* Begin Information shown *

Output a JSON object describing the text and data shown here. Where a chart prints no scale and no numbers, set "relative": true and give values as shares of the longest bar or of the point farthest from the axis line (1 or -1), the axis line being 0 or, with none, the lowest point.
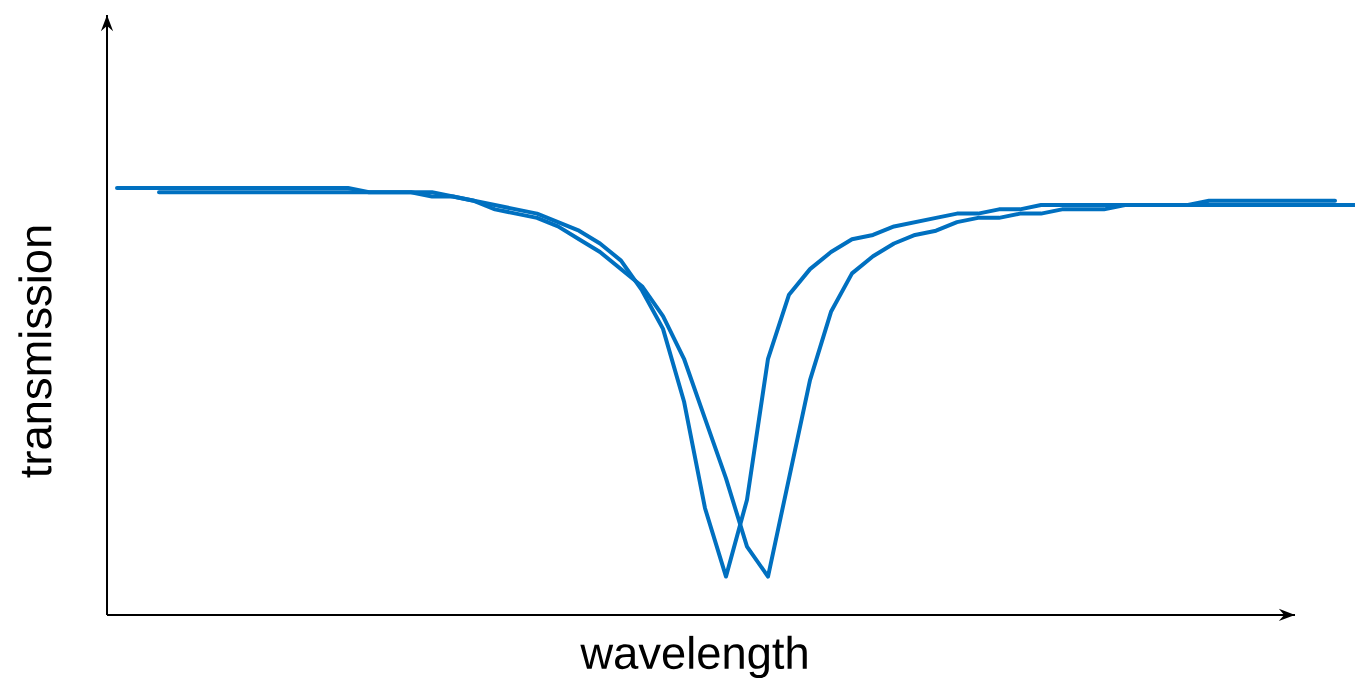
{
  "chart_data": {
    "type": "line",
    "relative": true,
    "xlabel": "wavelength",
    "ylabel": "transmission",
    "marker": "none",
    "line_style": "solid",
    "categories": [
      null,
      null,
      null,
      null,
      null,
      null,
      null,
      null,
      null,
      null,
      null,
      null,
      null,
      null,
      null,
      null,
      null,
      null,
      null,
      null,
      null,
      null,
      null,
      null,
      null,
      null,
      null,
      null,
      null,
      null,
      null,
      null,
      null,
      null,
      null,
      null,
      null,
      null,
      null,
      null,
      null,
      null,
      null,
      null,
      null,
      null,
      null,
      null,
      null,
      null,
      null,
      null,
      null,
      null,
      null,
      null,
      null,
      null,
      null,
      null
    ],
    "series": [
      {
        "color": "#0070c0",
        "values": [
          1.0,
          1.0,
          1.0,
          1.0,
          1.0,
          1.0,
          1.0,
          1.0,
          1.0,
          1.0,
          1.0,
          1.0,
          0.99,
          0.99,
          0.99,
          0.99,
          0.98,
          0.97,
          0.96,
          0.95,
          0.94,
          0.92,
          0.9,
          0.87,
          0.83,
          0.76,
          0.67,
          0.5,
          0.25,
          0.09,
          0.27,
          0.6,
          0.75,
          0.81,
          0.85,
          0.88,
          0.89,
          0.91,
          0.92,
          0.93,
          0.94,
          0.94,
          0.95,
          0.95,
          0.96,
          0.96,
          0.96,
          0.96,
          0.96,
          0.96,
          0.96,
          0.96,
          0.97,
          0.97,
          0.97,
          0.97,
          0.97,
          0.97,
          0.97,
          null
        ]
      },
      {
        "color": "#0070c0",
        "values": [
          null,
          null,
          0.99,
          0.99,
          0.99,
          0.99,
          0.99,
          0.99,
          0.99,
          0.99,
          0.99,
          0.99,
          0.99,
          0.99,
          0.99,
          0.98,
          0.98,
          0.97,
          0.95,
          0.94,
          0.93,
          0.91,
          0.88,
          0.85,
          0.81,
          0.77,
          0.7,
          0.6,
          0.46,
          0.32,
          0.16,
          0.09,
          0.32,
          0.55,
          0.71,
          0.8,
          0.84,
          0.87,
          0.89,
          0.9,
          0.92,
          0.93,
          0.93,
          0.94,
          0.94,
          0.95,
          0.95,
          0.95,
          0.96,
          0.96,
          0.96,
          0.96,
          0.96,
          0.96,
          0.96,
          0.96,
          0.96,
          0.96,
          0.96,
          0.96
        ]
      }
    ]
  }
}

* End Information shown *

▸ **Your goal**
Take every line from the data that contains the word "none".

▸ **The answer**
Output a JSON object describing the text and data shown here. Where a chart prints no scale and no numbers, set "relative": true and give values as shares of the longest bar or of the point farthest from the axis line (1 or -1), the axis line being 0 or, with none, the lowest point.
    "marker": "none",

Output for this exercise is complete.